The request –
Copy all lines in which the word "text" can be found.

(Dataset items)

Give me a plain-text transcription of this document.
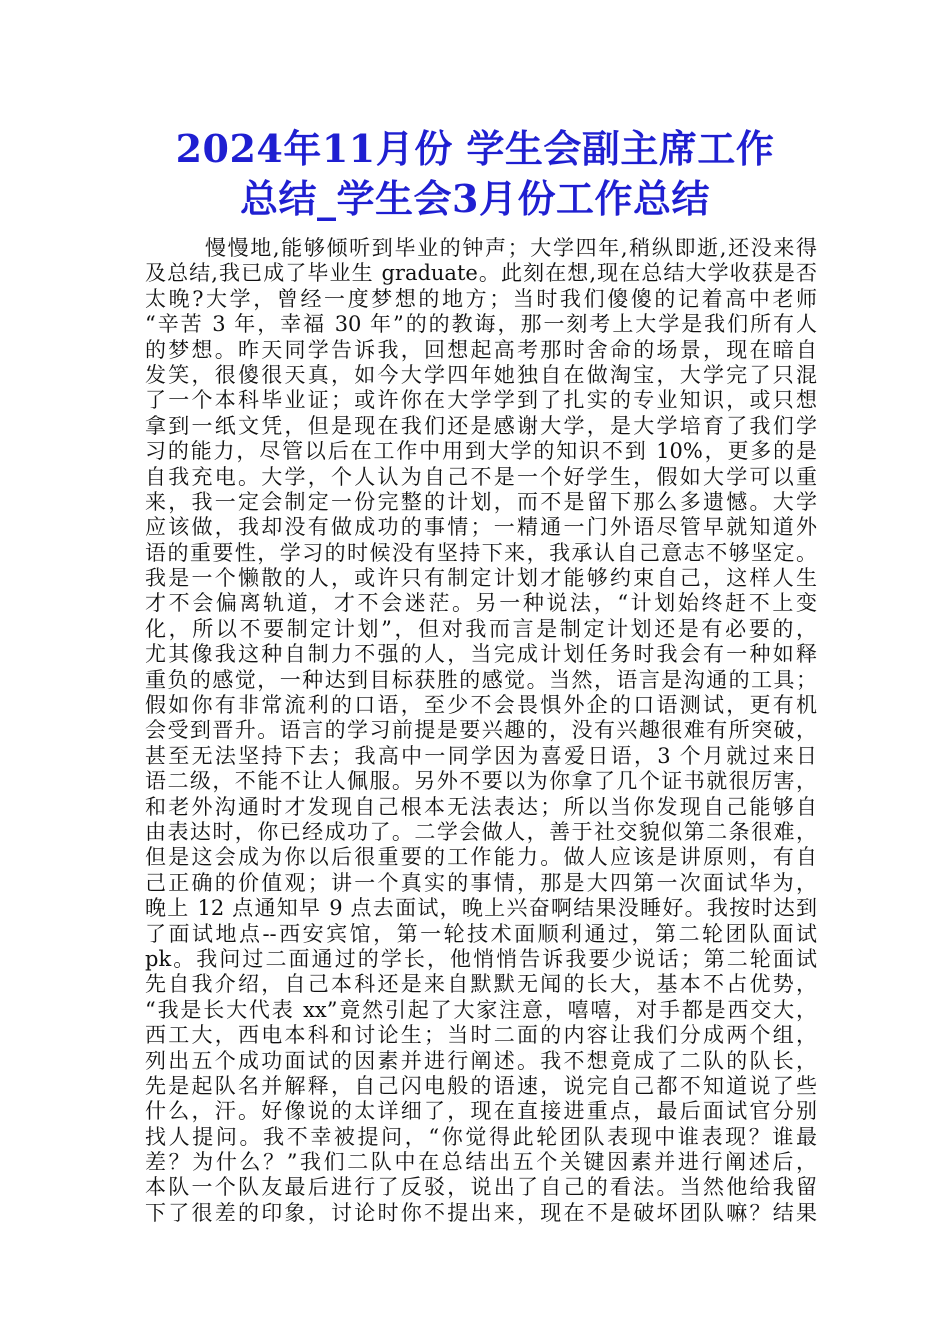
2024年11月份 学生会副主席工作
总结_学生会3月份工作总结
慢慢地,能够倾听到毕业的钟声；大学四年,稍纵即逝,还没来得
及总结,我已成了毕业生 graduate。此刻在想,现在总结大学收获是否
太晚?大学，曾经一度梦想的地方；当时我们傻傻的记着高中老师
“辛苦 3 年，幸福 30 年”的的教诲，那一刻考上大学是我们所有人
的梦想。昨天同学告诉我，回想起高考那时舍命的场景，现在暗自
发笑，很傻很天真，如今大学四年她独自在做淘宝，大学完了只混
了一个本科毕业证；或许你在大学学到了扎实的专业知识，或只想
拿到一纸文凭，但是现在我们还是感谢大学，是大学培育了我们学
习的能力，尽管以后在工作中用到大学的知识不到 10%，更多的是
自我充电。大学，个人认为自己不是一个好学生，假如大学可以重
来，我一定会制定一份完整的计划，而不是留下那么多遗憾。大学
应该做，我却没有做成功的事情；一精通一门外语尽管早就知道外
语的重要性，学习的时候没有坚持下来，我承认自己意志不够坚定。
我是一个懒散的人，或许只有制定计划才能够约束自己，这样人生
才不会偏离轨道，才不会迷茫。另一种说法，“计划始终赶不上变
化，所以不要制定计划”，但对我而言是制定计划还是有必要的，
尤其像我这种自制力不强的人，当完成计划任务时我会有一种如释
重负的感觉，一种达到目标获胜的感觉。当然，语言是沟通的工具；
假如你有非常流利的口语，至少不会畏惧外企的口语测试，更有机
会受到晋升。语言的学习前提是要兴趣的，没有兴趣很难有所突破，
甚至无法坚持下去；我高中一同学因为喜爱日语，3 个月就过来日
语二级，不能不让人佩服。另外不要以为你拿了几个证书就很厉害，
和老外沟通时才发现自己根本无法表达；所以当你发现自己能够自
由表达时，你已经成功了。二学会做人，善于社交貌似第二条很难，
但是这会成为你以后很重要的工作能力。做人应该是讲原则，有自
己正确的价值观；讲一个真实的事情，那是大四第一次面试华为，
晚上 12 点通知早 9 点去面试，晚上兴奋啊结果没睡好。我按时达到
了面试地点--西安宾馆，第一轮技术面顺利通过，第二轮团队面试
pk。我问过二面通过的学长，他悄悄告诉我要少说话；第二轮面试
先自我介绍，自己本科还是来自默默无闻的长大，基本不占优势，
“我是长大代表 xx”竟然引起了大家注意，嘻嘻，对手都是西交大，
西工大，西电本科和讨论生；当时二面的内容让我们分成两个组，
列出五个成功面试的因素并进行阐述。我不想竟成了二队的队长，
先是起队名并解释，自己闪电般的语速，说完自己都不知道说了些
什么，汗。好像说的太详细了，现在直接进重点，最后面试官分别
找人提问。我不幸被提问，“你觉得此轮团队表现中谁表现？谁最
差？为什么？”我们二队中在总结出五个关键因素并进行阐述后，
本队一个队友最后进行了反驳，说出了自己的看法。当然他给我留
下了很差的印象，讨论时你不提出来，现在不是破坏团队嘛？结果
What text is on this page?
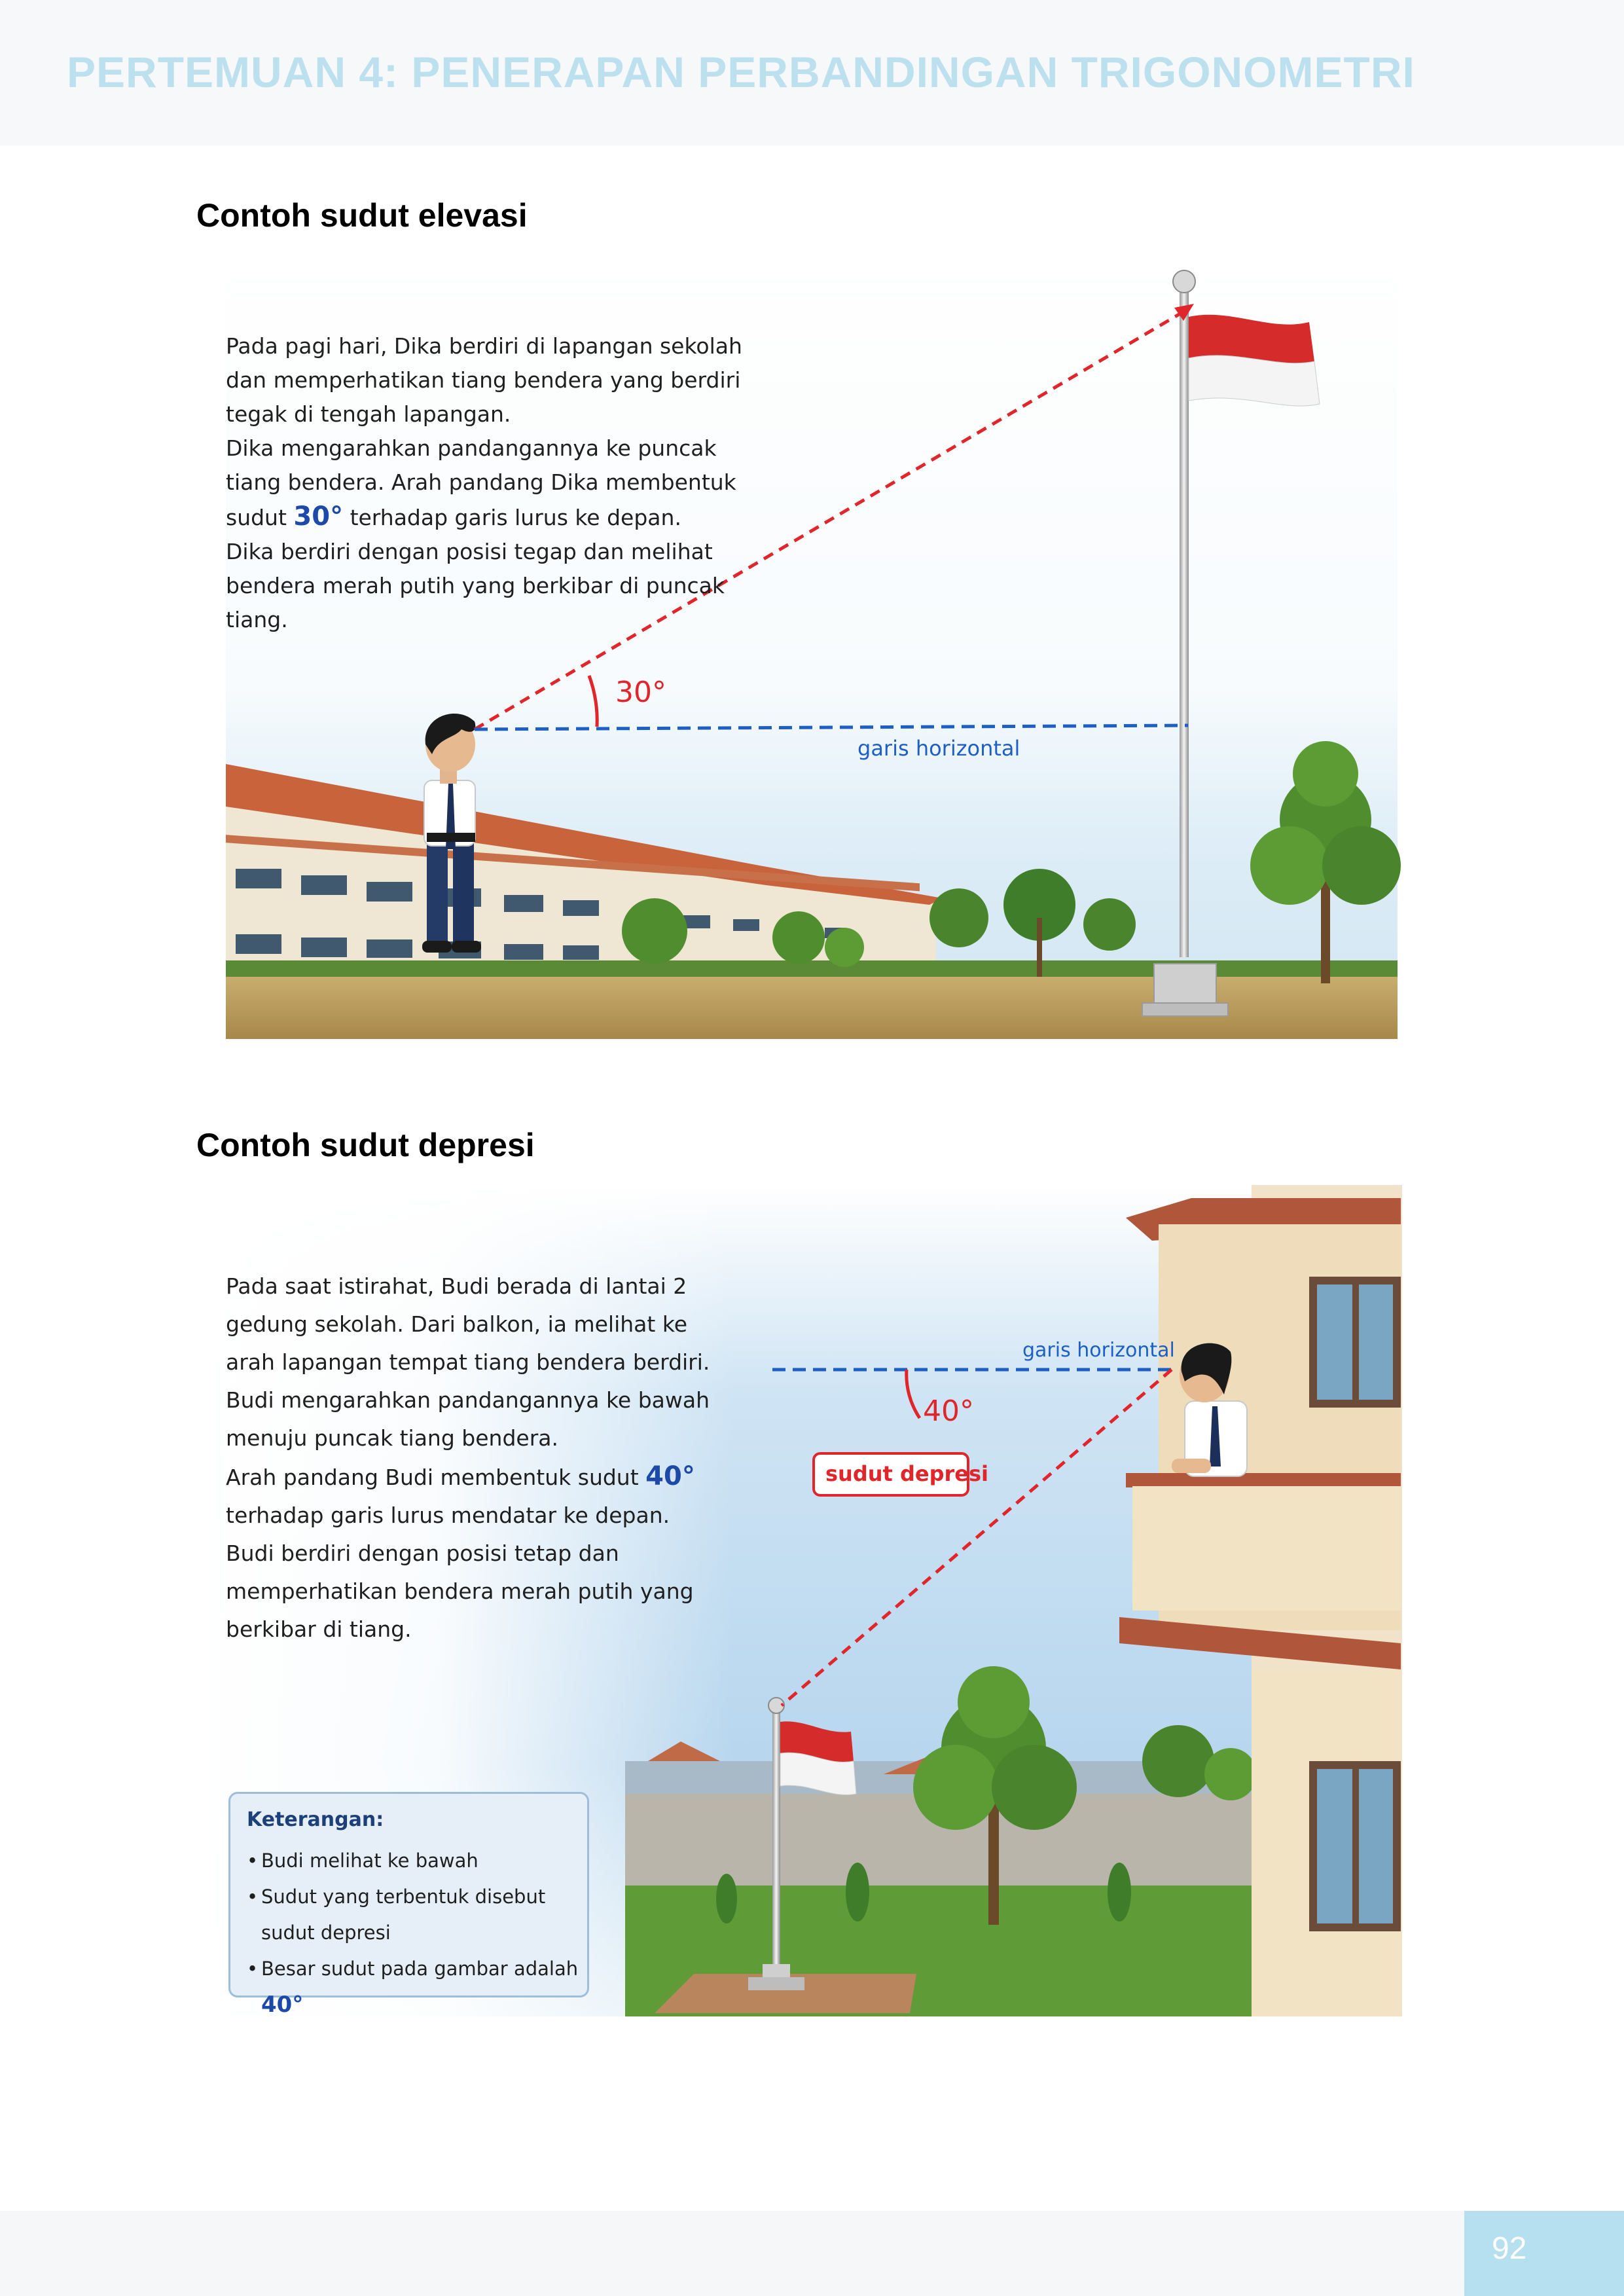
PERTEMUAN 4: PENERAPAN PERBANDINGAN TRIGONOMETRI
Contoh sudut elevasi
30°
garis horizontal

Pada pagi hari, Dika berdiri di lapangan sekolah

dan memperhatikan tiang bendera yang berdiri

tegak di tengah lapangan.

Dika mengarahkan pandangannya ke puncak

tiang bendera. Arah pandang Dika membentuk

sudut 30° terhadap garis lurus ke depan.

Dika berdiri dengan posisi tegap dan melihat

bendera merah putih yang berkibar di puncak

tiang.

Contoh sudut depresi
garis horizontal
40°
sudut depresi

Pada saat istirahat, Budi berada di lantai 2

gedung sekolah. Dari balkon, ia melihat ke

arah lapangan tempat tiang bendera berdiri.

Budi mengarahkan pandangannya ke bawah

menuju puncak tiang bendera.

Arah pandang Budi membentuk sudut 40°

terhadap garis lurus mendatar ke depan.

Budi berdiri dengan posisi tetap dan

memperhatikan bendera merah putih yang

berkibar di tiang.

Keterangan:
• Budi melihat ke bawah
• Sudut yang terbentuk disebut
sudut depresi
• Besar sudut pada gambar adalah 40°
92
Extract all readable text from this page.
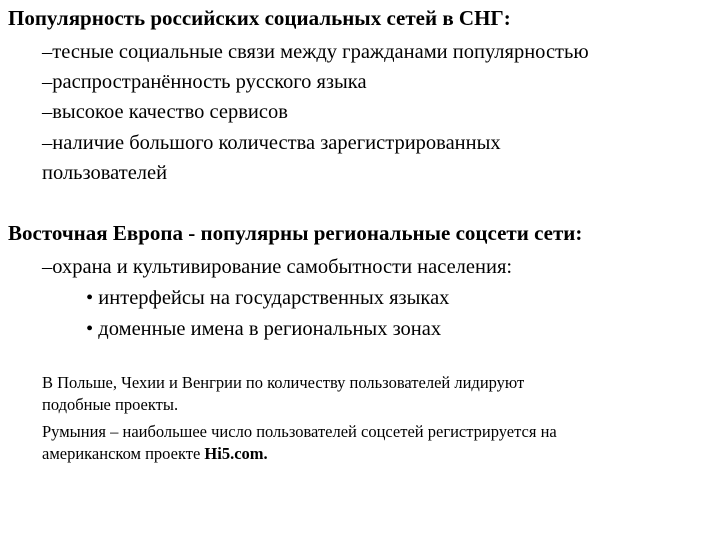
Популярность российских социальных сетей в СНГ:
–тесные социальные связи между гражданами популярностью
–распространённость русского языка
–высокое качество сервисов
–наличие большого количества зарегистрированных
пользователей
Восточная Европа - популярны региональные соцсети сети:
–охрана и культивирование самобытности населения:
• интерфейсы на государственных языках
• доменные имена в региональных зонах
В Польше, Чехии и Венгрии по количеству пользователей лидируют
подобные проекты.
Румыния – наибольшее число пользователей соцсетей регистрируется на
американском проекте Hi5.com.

Answer to the problem –
Give me a plain-text transcription of this document.
What text is on this page?
Extract all readable text from this page.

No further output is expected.